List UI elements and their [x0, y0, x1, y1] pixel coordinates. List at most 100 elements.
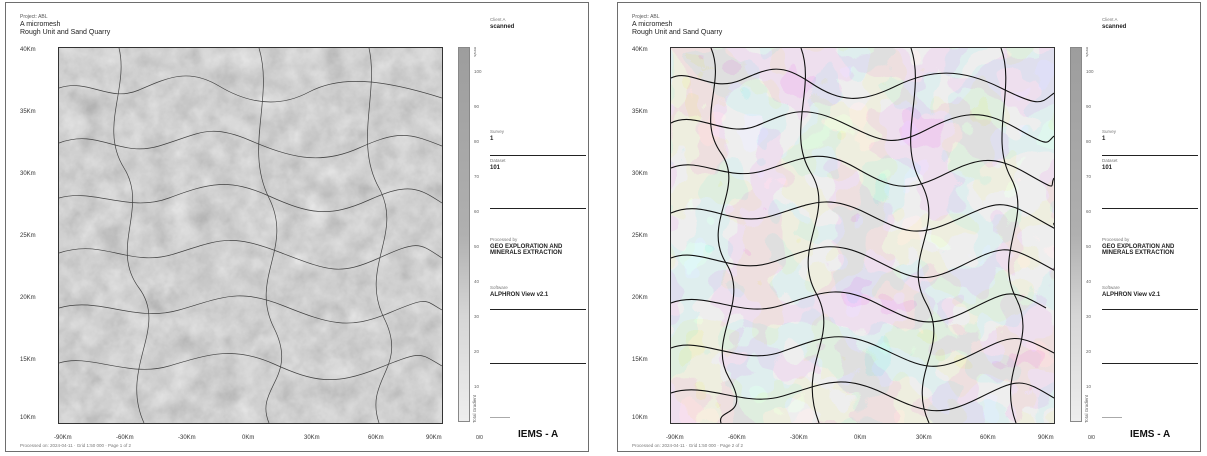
scale-tick: 20	[1086, 349, 1092, 354]
company-value: GEO EXPLORATION AND MINERALS EXTRACTION	[1102, 244, 1175, 256]
project-subtitle: Rough Unit and Sand Quarry	[20, 29, 111, 36]
scale-tick: 40	[474, 279, 480, 284]
x-tick-label: 0Km	[854, 435, 867, 441]
client-block: Client A scanned	[490, 17, 584, 30]
divider	[490, 155, 586, 156]
scale-tick: 100	[474, 69, 482, 74]
dataset-value: 101	[490, 165, 501, 171]
scale-tick: 50	[1086, 244, 1092, 249]
color-scale-bar	[1070, 47, 1082, 422]
y-tick-label: 30Km	[20, 171, 36, 177]
x-tick-label: -30Km	[178, 435, 196, 441]
dataset-block: Dataset 101	[1102, 158, 1196, 171]
x-tick-label: 90Km	[426, 435, 442, 441]
divider	[1102, 417, 1122, 418]
x-tick-label: 90Km	[1038, 435, 1054, 441]
scale-tick: 80	[474, 139, 480, 144]
scale-tick: 20	[474, 349, 480, 354]
x-tick-label: 60Km	[368, 435, 384, 441]
brand-logo: IEMS - A	[1130, 429, 1171, 440]
project-subtitle: Rough Unit and Sand Quarry	[632, 29, 723, 36]
y-tick-label: 10Km	[632, 415, 648, 421]
scale-tick: 50	[474, 244, 480, 249]
y-tick-label: 20Km	[20, 295, 36, 301]
scale-min-label: 0/0	[1088, 435, 1095, 441]
x-tick-label: -30Km	[790, 435, 808, 441]
survey-map-contour[interactable]	[670, 47, 1055, 424]
divider	[1102, 208, 1198, 209]
y-tick-label: 35Km	[632, 109, 648, 115]
scale-unit: mm/s	[1085, 47, 1090, 57]
company-block: Processed by GEO EXPLORATION AND MINERAL…	[490, 237, 584, 256]
scale-tick: 40	[1086, 279, 1092, 284]
company-block: Processed by GEO EXPLORATION AND MINERAL…	[1102, 237, 1196, 256]
scale-title: Total Gradient	[472, 395, 477, 424]
x-tick-label: 60Km	[980, 435, 996, 441]
scale-tick: 100	[1086, 69, 1094, 74]
software-block: Software ALPHRON View v2.1	[490, 285, 584, 298]
client-value: scanned	[490, 24, 515, 30]
dataset-label: Dataset	[1102, 158, 1118, 163]
survey-block: Survey 1	[1102, 129, 1196, 142]
project-label: Project: ABL	[632, 14, 660, 20]
client-label: Client A	[1102, 17, 1118, 22]
project-label: Project: ABL	[20, 14, 48, 20]
y-tick-label: 15Km	[20, 357, 36, 363]
color-scale-bar	[458, 47, 470, 422]
sheet-footer: Processed on: 2024-04-11 · Grid 1:50 000…	[632, 443, 743, 448]
scale-tick: 80	[1086, 139, 1092, 144]
dataset-block: Dataset 101	[490, 158, 584, 171]
divider	[1102, 309, 1198, 310]
survey-block: Survey 1	[490, 129, 584, 142]
survey-map-shaded[interactable]	[58, 47, 443, 424]
software-block: Software ALPHRON View v2.1	[1102, 285, 1196, 298]
map-sheet-right: Project: ABL A micromesh Rough Unit and …	[617, 2, 1201, 452]
y-tick-label: 40Km	[632, 47, 648, 53]
sheet-header: Project: ABL A micromesh Rough Unit and …	[632, 13, 722, 37]
survey-value: 1	[490, 136, 494, 142]
scale-tick: 30	[474, 314, 480, 319]
scale-title: Total Gradient	[1084, 395, 1089, 424]
software-value: ALPHRON View v2.1	[1102, 292, 1161, 298]
y-tick-label: 35Km	[20, 109, 36, 115]
scale-tick: 70	[1086, 174, 1092, 179]
client-label: Client A	[490, 17, 506, 22]
scale-tick: 10	[1086, 384, 1092, 389]
x-tick-label: -90Km	[54, 435, 72, 441]
scale-unit: mm/s	[473, 47, 478, 57]
y-tick-label: 30Km	[632, 171, 648, 177]
divider	[490, 309, 586, 310]
divider	[1102, 155, 1198, 156]
y-tick-label: 25Km	[20, 233, 36, 239]
dataset-value: 101	[1102, 165, 1113, 171]
scale-tick: 90	[1086, 104, 1092, 109]
survey-value: 1	[1102, 136, 1106, 142]
company-label: Processed by	[1102, 237, 1130, 242]
brand-logo: IEMS - A	[518, 429, 559, 440]
y-tick-label: 25Km	[632, 233, 648, 239]
scale-tick: 70	[474, 174, 480, 179]
software-value: ALPHRON View v2.1	[490, 292, 549, 298]
scale-tick: 30	[1086, 314, 1092, 319]
divider	[490, 417, 510, 418]
scale-tick: 10	[474, 384, 480, 389]
divider	[490, 363, 586, 364]
x-tick-label: -60Km	[116, 435, 134, 441]
y-tick-label: 15Km	[632, 357, 648, 363]
divider	[1102, 363, 1198, 364]
x-tick-label: 30Km	[304, 435, 320, 441]
software-label: Software	[490, 285, 508, 290]
map-sheet-left: Project: ABL A micromesh Rough Unit and …	[5, 2, 589, 452]
x-tick-label: -90Km	[666, 435, 684, 441]
scale-min-label: 0/0	[476, 435, 483, 441]
client-block: Client A scanned	[1102, 17, 1196, 30]
x-tick-label: 0Km	[242, 435, 255, 441]
project-title: A micromesh	[20, 21, 61, 28]
company-label: Processed by	[490, 237, 518, 242]
scale-tick: 60	[474, 209, 480, 214]
y-tick-label: 10Km	[20, 415, 36, 421]
company-value: GEO EXPLORATION AND MINERALS EXTRACTION	[490, 244, 563, 256]
sheet-header: Project: ABL A micromesh Rough Unit and …	[20, 13, 110, 37]
dataset-label: Dataset	[490, 158, 506, 163]
sheet-footer: Processed on: 2024-04-11 · Grid 1:50 000…	[20, 443, 131, 448]
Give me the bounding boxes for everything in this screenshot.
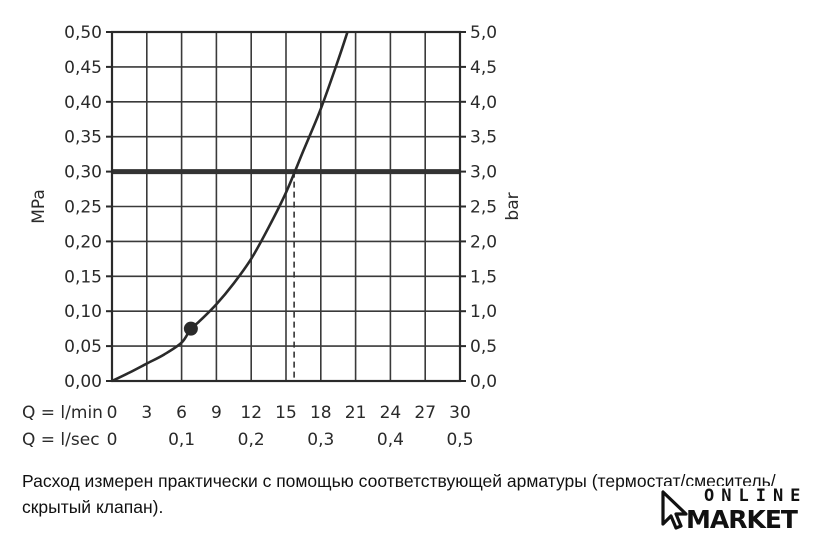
logo-text-market: MARKET <box>686 505 798 534</box>
reference-lines <box>112 169 460 381</box>
y2-tick-label: 0,5 <box>470 337 497 357</box>
x-axis-label-lmin: Q = l/min <box>22 403 103 423</box>
x2-tick-label: 0,5 <box>446 430 473 450</box>
x-tick-label: 0 <box>107 403 118 423</box>
y2-tick-label: 3,0 <box>470 163 497 183</box>
x-tick-label: 30 <box>449 403 471 423</box>
y-tick-label: 0,15 <box>64 267 102 287</box>
x2-tick-label: 0,1 <box>168 430 195 450</box>
x2-tick-label: 0,3 <box>307 430 334 450</box>
logo-text-online: ONLINE <box>704 486 808 506</box>
x2-tick-label: 0 <box>107 430 118 450</box>
series-line <box>111 31 349 383</box>
y2-tick-label: 0,0 <box>470 372 497 392</box>
chart-grid <box>112 32 460 381</box>
y-axis-label-bar: bar <box>503 192 523 220</box>
y-tick-label: 0,00 <box>64 372 102 392</box>
y-tick-label: 0,20 <box>64 232 102 252</box>
y2-tick-label: 4,5 <box>470 58 497 78</box>
x-tick-label: 12 <box>240 403 262 423</box>
y-tick-label: 0,50 <box>64 23 102 43</box>
y2-tick-label: 2,5 <box>470 198 497 218</box>
y-tick-label: 0,40 <box>64 93 102 113</box>
x-tick-label: 3 <box>141 403 152 423</box>
y2-tick-label: 1,5 <box>470 267 497 287</box>
y2-tick-label: 1,0 <box>470 302 497 322</box>
cursor-icon <box>661 490 688 530</box>
x-tick-label: 15 <box>275 403 297 423</box>
x-tick-label: 6 <box>176 403 187 423</box>
x-tick-label: 21 <box>345 403 367 423</box>
y2-tick-label: 5,0 <box>470 23 497 43</box>
x-tick-label: 27 <box>414 403 436 423</box>
data-point-marker <box>183 321 198 336</box>
online-market-logo: ONLINE MARKET <box>660 486 810 536</box>
x-tick-label: 18 <box>310 403 332 423</box>
y-tick-label: 0,45 <box>64 58 102 78</box>
y-tick-label: 0,30 <box>64 163 102 183</box>
x2-tick-label: 0,2 <box>238 430 265 450</box>
pressure-flow-chart: 0,000,050,100,150,200,250,300,350,400,45… <box>22 23 523 450</box>
flow-curve <box>111 31 349 383</box>
x-axis-label-lsec: Q = l/sec <box>22 430 100 450</box>
plot-frame <box>106 30 466 383</box>
y-tick-label: 0,10 <box>64 302 102 322</box>
tick-labels: 0,000,050,100,150,200,250,300,350,400,45… <box>64 23 497 450</box>
y-tick-label: 0,35 <box>64 128 102 148</box>
x-tick-label: 24 <box>380 403 402 423</box>
y2-tick-label: 4,0 <box>470 93 497 113</box>
y-tick-label: 0,25 <box>64 198 102 218</box>
x-tick-label: 9 <box>211 403 222 423</box>
y2-tick-label: 3,5 <box>470 128 497 148</box>
y2-tick-label: 2,0 <box>470 232 497 252</box>
y-axis-label-mpa: MPa <box>29 189 49 224</box>
y-tick-label: 0,05 <box>64 337 102 357</box>
x2-tick-label: 0,4 <box>377 430 404 450</box>
measurement-caption: Расход измерен практически с помощью соо… <box>22 471 776 517</box>
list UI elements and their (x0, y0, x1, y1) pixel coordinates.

___

» Problem description
Repeat the lines of the data exactly, starting with the line containing "349, 1092, 354]" and continuing through the line containing "155, 586, 156]".

» Answer to the problem
scale-tick: 20	[1086, 349, 1092, 354]
company-value: GEO EXPLORATION AND MINERALS EXTRACTION	[1102, 244, 1175, 256]
project-subtitle: Rough Unit and Sand Quarry	[20, 29, 111, 36]
scale-tick: 40	[474, 279, 480, 284]
x-tick-label: 0Km	[854, 435, 867, 441]
client-block: Client A scanned	[490, 17, 584, 30]
divider	[490, 155, 586, 156]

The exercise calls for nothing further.